What is expected:
Output the data exactly, with every line intact.

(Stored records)

◇ ◇ ◇ ◇ ◇ ◇ ◇

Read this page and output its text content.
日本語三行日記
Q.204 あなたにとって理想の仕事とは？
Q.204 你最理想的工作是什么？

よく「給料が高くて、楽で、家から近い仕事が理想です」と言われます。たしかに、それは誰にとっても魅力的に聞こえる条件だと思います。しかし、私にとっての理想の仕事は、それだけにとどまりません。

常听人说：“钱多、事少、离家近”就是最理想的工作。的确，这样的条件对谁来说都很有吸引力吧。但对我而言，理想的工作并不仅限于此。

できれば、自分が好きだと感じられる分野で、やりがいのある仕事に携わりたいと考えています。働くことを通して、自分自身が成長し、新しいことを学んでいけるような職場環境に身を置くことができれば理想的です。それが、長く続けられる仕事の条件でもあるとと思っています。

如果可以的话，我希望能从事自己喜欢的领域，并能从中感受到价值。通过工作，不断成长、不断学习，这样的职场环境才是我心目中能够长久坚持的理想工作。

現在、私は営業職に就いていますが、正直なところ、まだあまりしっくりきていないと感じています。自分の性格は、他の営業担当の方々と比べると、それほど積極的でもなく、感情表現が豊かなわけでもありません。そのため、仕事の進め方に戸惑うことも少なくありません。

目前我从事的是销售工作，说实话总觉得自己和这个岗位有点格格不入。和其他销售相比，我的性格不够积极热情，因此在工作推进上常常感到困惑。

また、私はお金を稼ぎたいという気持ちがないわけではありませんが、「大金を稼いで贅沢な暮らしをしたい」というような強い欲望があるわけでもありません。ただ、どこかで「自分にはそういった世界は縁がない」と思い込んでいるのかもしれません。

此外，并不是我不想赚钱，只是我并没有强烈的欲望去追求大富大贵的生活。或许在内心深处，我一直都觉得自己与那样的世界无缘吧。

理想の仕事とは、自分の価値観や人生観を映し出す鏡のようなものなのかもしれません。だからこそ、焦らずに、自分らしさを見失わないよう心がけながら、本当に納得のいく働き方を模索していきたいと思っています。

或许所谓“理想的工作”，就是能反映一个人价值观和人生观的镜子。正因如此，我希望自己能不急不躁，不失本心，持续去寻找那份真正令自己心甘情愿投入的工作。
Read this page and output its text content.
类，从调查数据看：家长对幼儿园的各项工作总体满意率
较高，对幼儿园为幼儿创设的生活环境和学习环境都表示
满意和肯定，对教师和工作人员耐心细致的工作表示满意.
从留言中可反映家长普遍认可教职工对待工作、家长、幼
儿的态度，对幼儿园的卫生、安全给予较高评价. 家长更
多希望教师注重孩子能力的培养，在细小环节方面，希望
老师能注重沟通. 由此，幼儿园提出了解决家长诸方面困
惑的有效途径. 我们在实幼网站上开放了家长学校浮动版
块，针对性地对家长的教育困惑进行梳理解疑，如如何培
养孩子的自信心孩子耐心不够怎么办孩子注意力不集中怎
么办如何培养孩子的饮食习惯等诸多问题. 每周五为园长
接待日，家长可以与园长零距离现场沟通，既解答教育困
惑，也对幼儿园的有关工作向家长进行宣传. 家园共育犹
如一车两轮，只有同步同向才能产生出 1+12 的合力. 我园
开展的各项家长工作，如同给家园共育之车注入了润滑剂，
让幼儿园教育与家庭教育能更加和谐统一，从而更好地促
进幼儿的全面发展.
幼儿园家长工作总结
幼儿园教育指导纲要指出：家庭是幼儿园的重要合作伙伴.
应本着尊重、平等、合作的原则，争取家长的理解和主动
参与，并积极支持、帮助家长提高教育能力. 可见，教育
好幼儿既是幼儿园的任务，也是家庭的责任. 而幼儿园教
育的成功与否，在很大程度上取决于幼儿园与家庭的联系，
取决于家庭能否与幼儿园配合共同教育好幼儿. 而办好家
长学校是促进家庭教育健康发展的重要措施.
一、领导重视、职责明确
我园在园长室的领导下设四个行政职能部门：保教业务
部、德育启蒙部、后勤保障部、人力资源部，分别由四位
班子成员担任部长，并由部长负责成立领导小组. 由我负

◇ ◇ ◇ ◇ ◇ ◇ ◇

Response:
Read this page and output its text content.
日本語三行日記
Q.204 あなたにとって理想の仕事とは？
Q.204 你最理想的工作是什么？

よく「給料が高くて、楽で、家から近い仕事が理想です」と言われます。たしかに、それは誰にとっても魅力的に聞こえる条件だと思います。しかし、私にとっての理想の仕事は、それだけにとどまりません。

常听人说：“钱多、事少、离家近”就是最理想的工作。的确，这样的条件对谁来说都很有吸引力吧。但对我而言，理想的工作并不仅限于此。

できれば、自分が好きだと感じられる分野で、やりがいのある仕事に携わりたいと考えています。働くことを通して、自分自身が成長し、新しいことを学んでいけるような職場環境に身を置くことができれば理想的です。それが、長く続けられる仕事の条件でもあるとと思っています。

如果可以的话，我希望能从事自己喜欢的领域，并能从中感受到价值。通过工作，不断成长、不断学习，这样的职场环境才是我心目中能够长久坚持的理想工作。

現在、私は営業職に就いていますが、正直なところ、まだあまりしっくりきていないと感じています。自分の性格は、他の営業担当の方々と比べると、それほど積極的でもなく、感情表現が豊かなわけでもありません。そのため、仕事の進め方に戸惑うことも少なくありません。

目前我从事的是销售工作，说实话总觉得自己和这个岗位有点格格不入。和其他销售相比，我的性格不够积极热情，因此在工作推进上常常感到困惑。

また、私はお金を稼ぎたいという気持ちがないわけではありませんが、「大金を稼いで贅沢な暮らしをしたい」というような強い欲望があるわけでもありません。ただ、どこかで「自分にはそういった世界は縁がない」と思い込んでいるのかもしれません。

此外，并不是我不想赚钱，只是我并没有强烈的欲望去追求大富大贵的生活。或许在内心深处，我一直都觉得自己与那样的世界无缘吧。

理想の仕事とは、自分の価値観や人生観を映し出す鏡のようなものなのかもしれません。だからこそ、焦らずに、自分らしさを見失わないよう心がけながら、本当に納得のいく働き方を模索していきたいと思っています。

或许所谓“理想的工作”，就是能反映一个人价值观和人生观的镜子。正因如此，我希望自己能不急不躁，不失本心，持续去寻找那份真正令自己心甘情愿投入的工作。
Read this page and output its text content.
类，从调查数据看：家长对幼儿园的各项工作总体满意率
较高，对幼儿园为幼儿创设的生活环境和学习环境都表示
满意和肯定，对教师和工作人员耐心细致的工作表示满意.
从留言中可反映家长普遍认可教职工对待工作、家长、幼
儿的态度，对幼儿园的卫生、安全给予较高评价. 家长更
多希望教师注重孩子能力的培养，在细小环节方面，希望
老师能注重沟通. 由此，幼儿园提出了解决家长诸方面困
惑的有效途径. 我们在实幼网站上开放了家长学校浮动版
块，针对性地对家长的教育困惑进行梳理解疑，如如何培
养孩子的自信心孩子耐心不够怎么办孩子注意力不集中怎
么办如何培养孩子的饮食习惯等诸多问题. 每周五为园长
接待日，家长可以与园长零距离现场沟通，既解答教育困
惑，也对幼儿园的有关工作向家长进行宣传. 家园共育犹
如一车两轮，只有同步同向才能产生出 1+12 的合力. 我园
开展的各项家长工作，如同给家园共育之车注入了润滑剂，
让幼儿园教育与家庭教育能更加和谐统一，从而更好地促
进幼儿的全面发展.
幼儿园家长工作总结
幼儿园教育指导纲要指出：家庭是幼儿园的重要合作伙伴.
应本着尊重、平等、合作的原则，争取家长的理解和主动
参与，并积极支持、帮助家长提高教育能力. 可见，教育
好幼儿既是幼儿园的任务，也是家庭的责任. 而幼儿园教
育的成功与否，在很大程度上取决于幼儿园与家庭的联系，
取决于家庭能否与幼儿园配合共同教育好幼儿. 而办好家
长学校是促进家庭教育健康发展的重要措施.
一、领导重视、职责明确
我园在园长室的领导下设四个行政职能部门：保教业务
部、德育启蒙部、后勤保障部、人力资源部，分别由四位
班子成员担任部长，并由部长负责成立领导小组. 由我负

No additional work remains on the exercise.